» **Problem details**
Provide nothing but the number of lines containing the string "text".

» **Data extracted from a collection**

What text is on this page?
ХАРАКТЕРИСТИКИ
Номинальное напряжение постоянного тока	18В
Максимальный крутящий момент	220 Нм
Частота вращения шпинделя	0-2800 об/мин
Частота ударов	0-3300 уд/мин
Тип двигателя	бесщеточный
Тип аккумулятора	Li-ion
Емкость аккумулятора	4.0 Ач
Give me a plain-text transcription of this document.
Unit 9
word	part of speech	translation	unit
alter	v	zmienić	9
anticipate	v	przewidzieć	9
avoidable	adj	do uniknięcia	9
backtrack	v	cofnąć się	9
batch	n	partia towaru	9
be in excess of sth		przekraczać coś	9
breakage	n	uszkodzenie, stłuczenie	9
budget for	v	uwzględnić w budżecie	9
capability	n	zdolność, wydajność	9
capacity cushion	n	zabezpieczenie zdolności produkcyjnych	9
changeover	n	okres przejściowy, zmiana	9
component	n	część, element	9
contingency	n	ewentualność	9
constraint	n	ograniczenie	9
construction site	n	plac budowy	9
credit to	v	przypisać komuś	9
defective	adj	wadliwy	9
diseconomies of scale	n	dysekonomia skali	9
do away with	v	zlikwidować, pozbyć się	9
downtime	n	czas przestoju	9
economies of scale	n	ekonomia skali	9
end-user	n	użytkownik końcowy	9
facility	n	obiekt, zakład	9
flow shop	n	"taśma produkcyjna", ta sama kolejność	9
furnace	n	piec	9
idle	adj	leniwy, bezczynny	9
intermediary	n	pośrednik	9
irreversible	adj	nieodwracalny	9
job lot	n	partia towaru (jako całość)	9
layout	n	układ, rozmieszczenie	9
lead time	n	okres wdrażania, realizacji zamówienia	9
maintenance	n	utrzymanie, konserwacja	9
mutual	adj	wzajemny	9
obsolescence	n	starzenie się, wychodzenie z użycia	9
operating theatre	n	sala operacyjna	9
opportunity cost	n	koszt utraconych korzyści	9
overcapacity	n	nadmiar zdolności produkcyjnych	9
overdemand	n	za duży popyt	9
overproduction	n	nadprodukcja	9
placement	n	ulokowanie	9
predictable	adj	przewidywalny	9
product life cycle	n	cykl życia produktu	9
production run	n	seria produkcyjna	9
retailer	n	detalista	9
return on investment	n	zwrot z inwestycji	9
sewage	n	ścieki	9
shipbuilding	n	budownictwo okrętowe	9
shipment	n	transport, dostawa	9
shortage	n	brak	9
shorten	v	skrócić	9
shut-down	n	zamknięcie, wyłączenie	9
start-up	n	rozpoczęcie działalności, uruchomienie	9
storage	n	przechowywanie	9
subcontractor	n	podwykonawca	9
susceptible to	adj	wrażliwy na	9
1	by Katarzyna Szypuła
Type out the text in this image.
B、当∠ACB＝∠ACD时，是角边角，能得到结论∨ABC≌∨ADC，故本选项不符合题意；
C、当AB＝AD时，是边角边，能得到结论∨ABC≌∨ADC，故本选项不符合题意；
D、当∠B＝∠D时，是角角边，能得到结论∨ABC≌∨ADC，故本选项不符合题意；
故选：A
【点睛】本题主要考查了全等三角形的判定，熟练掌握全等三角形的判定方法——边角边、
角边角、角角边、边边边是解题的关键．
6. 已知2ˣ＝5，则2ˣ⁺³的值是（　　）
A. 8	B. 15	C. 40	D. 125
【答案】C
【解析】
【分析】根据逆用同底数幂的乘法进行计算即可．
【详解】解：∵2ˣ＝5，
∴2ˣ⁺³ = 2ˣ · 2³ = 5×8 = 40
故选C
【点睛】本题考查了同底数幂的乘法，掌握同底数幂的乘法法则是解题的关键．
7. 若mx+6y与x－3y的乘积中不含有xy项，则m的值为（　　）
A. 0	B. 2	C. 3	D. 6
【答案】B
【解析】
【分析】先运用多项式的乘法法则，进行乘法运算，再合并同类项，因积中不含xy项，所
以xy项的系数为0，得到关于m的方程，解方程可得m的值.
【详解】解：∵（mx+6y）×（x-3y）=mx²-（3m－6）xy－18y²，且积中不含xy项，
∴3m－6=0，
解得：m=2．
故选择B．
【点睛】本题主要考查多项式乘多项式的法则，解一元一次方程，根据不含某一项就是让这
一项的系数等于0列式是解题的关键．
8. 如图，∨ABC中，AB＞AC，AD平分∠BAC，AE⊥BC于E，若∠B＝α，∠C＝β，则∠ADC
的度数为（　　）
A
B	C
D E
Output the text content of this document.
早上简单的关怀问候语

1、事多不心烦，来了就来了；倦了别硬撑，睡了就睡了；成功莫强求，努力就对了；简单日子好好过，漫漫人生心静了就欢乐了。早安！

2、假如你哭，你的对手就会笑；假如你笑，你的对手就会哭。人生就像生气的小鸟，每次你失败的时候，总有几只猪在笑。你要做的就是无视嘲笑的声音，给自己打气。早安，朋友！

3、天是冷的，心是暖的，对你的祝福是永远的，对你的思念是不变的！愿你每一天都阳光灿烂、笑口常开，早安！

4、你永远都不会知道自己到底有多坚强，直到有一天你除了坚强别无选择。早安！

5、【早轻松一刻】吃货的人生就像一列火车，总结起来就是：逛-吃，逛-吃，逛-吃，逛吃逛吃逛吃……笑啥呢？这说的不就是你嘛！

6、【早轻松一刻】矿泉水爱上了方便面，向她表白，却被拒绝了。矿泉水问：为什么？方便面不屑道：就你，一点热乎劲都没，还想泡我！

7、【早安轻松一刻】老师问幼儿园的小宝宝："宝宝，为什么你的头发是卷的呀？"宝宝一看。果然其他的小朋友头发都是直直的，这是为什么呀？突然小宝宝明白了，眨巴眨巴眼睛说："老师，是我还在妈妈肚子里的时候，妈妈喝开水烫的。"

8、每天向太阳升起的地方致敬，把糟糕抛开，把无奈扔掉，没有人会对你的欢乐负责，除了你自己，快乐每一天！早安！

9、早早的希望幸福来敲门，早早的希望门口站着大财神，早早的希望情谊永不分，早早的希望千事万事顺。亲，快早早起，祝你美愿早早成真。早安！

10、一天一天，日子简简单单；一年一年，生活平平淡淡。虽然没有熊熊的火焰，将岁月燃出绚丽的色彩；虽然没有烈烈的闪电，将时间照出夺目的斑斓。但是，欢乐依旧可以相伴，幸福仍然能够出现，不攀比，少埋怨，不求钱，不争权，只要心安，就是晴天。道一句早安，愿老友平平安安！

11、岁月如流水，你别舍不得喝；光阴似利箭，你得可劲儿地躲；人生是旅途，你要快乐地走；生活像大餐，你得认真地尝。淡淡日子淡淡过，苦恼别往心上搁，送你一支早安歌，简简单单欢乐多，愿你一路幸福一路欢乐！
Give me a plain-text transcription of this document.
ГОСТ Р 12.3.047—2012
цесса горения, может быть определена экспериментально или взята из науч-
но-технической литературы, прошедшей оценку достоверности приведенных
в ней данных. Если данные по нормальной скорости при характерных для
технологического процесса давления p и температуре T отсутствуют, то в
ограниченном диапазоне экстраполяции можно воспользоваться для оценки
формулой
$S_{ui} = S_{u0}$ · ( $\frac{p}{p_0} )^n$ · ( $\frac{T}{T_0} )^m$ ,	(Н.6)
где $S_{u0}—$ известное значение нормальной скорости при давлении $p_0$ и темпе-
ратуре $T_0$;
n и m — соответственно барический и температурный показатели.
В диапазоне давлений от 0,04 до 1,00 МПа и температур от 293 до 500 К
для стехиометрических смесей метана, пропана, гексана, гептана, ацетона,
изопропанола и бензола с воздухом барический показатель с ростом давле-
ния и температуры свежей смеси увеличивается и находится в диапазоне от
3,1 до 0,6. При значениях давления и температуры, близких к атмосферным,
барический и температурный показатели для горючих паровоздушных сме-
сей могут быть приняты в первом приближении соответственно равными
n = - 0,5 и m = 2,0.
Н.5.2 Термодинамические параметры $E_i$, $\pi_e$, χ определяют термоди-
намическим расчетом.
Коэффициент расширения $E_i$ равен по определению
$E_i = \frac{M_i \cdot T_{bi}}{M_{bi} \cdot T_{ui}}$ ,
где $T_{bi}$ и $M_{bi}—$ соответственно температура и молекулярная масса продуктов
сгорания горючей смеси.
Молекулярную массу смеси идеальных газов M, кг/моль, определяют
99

» **Full output**
5